Find how many lines of the listing below include the word "label", then report the number by itself.
begin RECORDS SHOWN
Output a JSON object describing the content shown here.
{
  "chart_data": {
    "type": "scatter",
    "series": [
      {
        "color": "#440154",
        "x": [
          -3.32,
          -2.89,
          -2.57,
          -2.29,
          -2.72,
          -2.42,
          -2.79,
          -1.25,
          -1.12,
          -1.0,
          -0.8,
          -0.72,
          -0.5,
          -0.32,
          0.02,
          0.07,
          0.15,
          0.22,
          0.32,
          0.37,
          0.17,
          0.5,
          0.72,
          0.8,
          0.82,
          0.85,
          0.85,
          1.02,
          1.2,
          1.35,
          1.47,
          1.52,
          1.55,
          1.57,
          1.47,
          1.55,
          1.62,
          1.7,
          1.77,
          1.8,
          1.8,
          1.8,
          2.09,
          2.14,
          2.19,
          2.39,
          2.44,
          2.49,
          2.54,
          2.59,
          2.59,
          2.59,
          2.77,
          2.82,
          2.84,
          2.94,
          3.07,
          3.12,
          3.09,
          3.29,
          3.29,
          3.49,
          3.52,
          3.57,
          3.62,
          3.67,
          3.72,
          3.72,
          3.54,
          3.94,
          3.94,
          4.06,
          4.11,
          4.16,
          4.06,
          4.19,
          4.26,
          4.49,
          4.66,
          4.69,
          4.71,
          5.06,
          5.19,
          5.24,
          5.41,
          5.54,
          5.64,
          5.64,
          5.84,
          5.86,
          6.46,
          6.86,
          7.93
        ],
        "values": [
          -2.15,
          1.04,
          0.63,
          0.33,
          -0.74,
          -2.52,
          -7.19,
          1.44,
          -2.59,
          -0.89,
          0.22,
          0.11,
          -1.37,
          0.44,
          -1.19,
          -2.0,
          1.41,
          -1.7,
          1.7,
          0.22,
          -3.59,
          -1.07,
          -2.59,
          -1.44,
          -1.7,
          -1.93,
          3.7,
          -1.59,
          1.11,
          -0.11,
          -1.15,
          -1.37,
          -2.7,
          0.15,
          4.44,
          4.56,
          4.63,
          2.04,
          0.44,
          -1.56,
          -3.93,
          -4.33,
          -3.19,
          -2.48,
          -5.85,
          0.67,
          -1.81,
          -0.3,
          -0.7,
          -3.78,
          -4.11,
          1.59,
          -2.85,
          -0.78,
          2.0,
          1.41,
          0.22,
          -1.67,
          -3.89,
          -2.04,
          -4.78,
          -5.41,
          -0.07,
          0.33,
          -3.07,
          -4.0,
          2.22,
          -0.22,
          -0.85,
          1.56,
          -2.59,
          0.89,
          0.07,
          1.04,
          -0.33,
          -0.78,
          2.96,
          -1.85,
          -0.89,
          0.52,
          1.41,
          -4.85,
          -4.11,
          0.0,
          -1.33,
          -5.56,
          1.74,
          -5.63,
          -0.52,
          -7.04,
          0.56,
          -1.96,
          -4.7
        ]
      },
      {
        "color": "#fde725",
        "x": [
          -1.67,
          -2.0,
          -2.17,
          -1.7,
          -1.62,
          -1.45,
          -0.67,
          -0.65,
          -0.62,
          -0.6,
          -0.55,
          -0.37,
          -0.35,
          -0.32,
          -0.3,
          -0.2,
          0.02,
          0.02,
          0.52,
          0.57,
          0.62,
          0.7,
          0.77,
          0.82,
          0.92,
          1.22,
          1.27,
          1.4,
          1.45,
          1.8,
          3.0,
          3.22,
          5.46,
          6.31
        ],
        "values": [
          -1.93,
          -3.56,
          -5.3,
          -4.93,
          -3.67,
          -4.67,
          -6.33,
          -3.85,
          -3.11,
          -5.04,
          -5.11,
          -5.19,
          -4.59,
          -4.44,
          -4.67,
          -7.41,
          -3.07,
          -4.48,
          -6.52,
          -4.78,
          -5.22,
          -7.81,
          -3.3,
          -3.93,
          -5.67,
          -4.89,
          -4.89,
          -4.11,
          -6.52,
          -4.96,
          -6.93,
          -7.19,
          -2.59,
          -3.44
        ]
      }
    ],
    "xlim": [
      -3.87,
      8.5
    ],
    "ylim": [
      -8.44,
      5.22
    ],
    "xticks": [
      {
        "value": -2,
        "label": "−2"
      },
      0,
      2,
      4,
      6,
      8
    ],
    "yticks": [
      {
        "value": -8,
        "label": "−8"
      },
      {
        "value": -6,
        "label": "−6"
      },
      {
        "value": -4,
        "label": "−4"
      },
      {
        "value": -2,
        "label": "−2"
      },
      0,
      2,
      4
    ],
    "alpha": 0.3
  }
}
end RECORDS SHOWN
(FULL ANSWER):
5